> [EXERCISE] Review the listing and copy each line that holds the word "Real".

Records from a data source:

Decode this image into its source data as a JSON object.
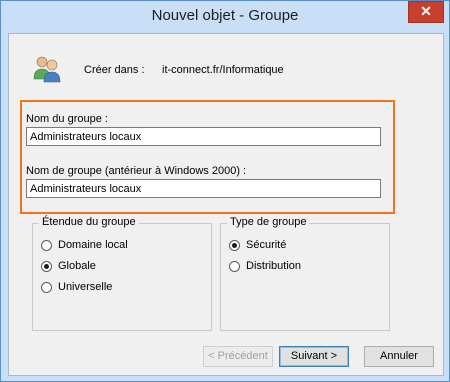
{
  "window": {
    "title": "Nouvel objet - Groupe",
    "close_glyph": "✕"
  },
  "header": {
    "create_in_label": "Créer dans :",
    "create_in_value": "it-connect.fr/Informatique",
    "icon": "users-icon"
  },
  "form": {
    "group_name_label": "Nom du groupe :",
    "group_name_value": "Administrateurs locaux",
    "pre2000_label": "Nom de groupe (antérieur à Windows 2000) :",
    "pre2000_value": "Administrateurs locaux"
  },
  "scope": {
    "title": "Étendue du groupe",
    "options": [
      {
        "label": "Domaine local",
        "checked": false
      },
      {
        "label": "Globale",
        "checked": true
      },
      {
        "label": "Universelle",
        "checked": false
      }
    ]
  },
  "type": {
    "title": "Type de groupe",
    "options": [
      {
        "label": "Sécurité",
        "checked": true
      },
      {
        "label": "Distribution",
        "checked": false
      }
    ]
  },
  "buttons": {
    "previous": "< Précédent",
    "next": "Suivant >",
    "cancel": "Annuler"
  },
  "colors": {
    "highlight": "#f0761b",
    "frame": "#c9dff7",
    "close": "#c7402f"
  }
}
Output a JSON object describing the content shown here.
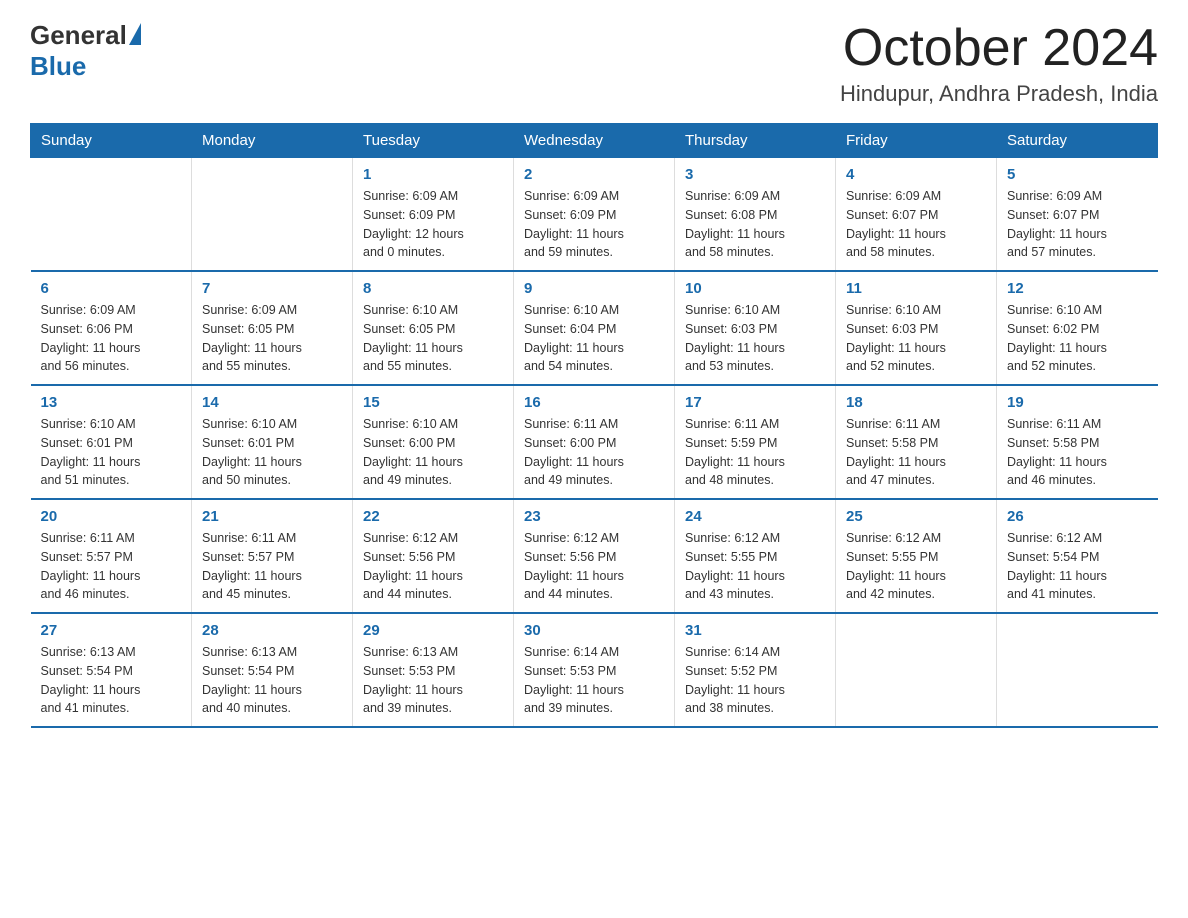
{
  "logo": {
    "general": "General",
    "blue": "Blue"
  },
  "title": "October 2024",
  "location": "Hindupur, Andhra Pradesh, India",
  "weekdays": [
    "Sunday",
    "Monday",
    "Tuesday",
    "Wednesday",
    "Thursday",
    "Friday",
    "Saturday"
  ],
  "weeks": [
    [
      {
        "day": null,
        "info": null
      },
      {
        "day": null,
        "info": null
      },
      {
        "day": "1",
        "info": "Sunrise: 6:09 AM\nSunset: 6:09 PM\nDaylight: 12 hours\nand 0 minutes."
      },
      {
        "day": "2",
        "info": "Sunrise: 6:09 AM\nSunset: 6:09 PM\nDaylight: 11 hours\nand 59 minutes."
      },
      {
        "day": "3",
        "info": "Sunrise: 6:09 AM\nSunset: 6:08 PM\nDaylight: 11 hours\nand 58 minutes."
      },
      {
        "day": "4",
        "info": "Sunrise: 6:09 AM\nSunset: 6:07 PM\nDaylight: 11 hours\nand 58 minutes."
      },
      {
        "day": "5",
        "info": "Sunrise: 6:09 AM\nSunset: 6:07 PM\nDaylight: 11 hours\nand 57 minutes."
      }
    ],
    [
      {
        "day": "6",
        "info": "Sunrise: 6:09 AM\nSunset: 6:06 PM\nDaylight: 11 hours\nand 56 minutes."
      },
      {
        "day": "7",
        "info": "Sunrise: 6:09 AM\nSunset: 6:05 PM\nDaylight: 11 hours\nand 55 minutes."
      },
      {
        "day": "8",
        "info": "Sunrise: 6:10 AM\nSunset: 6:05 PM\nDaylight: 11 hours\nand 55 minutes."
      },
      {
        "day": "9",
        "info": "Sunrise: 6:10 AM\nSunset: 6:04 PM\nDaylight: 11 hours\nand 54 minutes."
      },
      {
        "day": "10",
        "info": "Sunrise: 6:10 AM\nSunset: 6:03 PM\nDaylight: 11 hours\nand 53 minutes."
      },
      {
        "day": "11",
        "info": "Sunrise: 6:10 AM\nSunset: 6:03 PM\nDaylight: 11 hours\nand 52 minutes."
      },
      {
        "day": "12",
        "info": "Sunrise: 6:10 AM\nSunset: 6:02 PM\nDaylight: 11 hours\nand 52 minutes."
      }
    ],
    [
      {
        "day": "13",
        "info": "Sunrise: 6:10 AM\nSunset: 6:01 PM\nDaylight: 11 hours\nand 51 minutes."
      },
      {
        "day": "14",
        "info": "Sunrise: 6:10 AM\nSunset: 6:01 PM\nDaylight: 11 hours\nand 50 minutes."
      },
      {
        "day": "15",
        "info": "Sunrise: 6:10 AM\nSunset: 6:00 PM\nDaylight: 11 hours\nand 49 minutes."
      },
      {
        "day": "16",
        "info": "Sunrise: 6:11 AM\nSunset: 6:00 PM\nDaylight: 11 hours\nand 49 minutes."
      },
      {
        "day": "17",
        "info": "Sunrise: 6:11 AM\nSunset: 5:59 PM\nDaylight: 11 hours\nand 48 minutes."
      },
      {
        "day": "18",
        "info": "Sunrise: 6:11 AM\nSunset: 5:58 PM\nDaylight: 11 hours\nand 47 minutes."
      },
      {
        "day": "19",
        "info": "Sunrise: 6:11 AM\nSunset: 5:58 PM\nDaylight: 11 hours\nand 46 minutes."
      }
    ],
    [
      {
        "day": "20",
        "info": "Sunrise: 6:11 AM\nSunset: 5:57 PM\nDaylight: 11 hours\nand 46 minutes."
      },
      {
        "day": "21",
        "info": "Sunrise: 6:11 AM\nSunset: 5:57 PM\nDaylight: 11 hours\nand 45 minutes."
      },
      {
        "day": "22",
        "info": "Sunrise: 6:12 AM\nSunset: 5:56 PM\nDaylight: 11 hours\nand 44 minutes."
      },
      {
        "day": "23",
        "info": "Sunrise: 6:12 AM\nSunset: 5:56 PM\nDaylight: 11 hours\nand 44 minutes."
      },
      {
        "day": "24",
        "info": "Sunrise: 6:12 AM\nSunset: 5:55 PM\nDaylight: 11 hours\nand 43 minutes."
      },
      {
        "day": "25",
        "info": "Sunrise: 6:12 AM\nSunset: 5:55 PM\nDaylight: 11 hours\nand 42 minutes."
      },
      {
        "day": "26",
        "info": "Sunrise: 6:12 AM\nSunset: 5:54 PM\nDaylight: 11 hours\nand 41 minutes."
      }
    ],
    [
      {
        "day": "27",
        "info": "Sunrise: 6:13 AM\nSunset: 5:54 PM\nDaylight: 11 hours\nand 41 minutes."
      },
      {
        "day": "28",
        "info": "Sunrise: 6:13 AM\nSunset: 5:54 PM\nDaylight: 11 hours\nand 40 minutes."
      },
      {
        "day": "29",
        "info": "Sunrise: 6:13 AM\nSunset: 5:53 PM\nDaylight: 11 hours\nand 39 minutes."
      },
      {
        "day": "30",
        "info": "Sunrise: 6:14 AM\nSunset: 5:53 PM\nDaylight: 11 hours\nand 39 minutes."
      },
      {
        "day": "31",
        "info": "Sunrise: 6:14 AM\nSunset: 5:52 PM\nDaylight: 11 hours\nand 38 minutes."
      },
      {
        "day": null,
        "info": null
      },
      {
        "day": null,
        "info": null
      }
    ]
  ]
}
...
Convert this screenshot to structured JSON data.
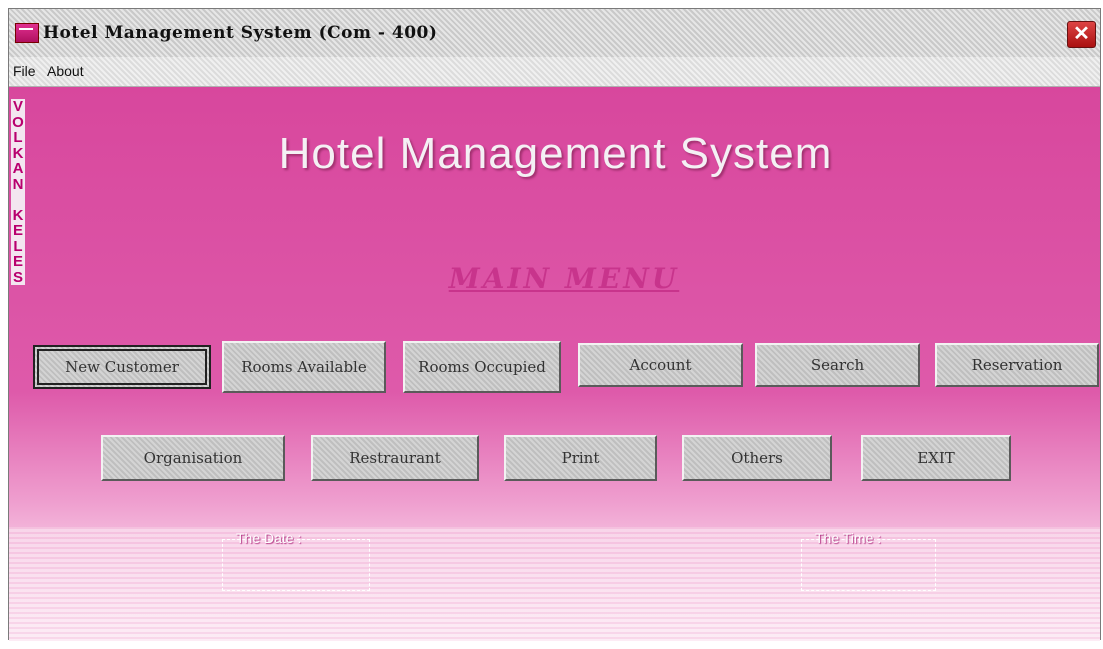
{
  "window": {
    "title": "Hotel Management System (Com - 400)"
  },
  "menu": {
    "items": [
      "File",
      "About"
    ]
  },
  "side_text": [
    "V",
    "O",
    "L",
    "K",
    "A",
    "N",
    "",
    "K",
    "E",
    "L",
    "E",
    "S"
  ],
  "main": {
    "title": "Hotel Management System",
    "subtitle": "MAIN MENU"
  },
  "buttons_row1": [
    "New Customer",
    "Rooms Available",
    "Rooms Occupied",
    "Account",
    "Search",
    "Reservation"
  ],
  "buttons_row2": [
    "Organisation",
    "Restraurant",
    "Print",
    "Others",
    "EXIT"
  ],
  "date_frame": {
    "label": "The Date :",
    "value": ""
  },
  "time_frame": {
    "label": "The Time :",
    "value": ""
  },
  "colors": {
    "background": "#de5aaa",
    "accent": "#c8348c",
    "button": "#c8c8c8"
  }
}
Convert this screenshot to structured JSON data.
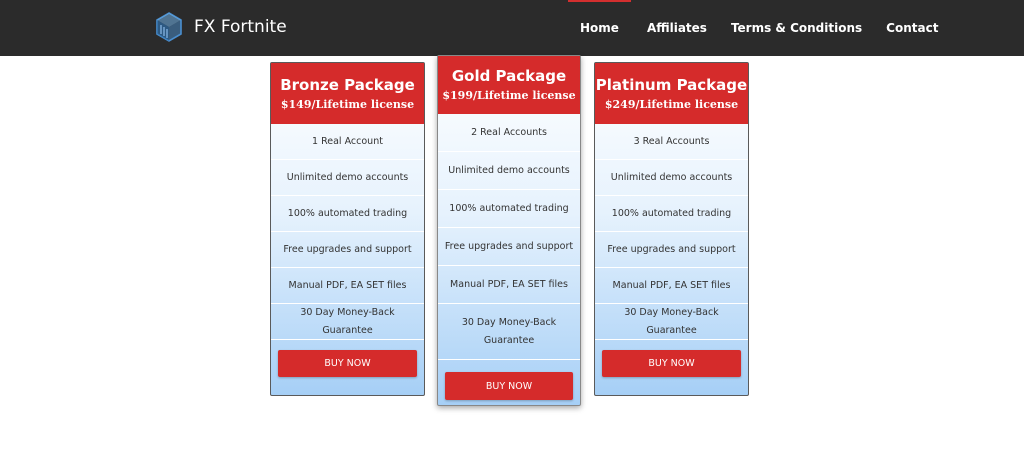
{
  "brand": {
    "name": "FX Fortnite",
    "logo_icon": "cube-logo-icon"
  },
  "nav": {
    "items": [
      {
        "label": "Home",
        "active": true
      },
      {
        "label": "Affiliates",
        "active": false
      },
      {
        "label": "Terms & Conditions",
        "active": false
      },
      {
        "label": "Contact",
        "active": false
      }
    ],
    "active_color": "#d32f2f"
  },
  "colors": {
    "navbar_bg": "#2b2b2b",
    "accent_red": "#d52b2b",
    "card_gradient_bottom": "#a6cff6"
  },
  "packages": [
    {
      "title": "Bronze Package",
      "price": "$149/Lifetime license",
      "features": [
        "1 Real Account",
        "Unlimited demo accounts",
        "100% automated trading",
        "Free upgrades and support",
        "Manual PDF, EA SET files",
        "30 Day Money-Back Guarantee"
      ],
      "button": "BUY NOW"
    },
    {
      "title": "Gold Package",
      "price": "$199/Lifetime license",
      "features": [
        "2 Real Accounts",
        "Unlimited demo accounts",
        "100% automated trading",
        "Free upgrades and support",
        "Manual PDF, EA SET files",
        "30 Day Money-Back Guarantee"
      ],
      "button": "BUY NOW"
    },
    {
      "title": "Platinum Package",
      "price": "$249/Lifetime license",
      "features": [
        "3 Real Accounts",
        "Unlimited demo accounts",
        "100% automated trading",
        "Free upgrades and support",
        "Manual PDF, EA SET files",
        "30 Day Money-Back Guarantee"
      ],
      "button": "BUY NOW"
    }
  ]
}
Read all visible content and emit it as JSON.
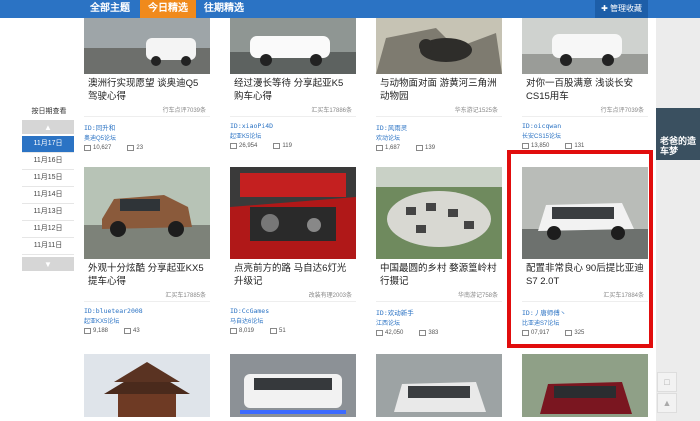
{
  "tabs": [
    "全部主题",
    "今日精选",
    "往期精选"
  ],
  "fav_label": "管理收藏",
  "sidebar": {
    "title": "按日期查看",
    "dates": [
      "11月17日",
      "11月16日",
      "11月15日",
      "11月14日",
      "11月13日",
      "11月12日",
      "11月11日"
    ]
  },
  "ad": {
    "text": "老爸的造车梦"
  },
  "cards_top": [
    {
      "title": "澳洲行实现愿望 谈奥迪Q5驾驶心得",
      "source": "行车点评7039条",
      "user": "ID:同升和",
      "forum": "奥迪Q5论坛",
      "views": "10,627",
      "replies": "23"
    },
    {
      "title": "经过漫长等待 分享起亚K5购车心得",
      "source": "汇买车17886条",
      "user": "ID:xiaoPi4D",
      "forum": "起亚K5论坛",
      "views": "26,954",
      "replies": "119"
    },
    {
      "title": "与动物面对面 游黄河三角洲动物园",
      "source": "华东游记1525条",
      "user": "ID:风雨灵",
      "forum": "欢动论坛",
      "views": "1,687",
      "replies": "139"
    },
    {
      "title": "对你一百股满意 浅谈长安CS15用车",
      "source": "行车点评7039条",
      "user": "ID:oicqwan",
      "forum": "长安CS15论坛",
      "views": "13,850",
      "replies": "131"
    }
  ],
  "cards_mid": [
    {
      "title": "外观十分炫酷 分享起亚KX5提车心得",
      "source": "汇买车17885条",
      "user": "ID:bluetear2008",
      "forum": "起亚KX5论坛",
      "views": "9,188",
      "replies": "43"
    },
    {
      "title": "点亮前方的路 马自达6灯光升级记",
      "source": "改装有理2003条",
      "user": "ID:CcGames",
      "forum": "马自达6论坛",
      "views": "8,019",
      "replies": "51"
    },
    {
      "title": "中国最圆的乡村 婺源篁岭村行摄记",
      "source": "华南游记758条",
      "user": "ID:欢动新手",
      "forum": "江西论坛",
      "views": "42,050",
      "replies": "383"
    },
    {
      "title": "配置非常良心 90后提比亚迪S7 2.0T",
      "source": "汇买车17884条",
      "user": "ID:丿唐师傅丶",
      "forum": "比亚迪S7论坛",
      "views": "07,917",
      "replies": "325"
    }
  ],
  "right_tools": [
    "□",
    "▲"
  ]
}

> [WRITTEN SOLUTION]
        "1 Real Account",
        "2 Real Accounts",
        "3 Real Accounts",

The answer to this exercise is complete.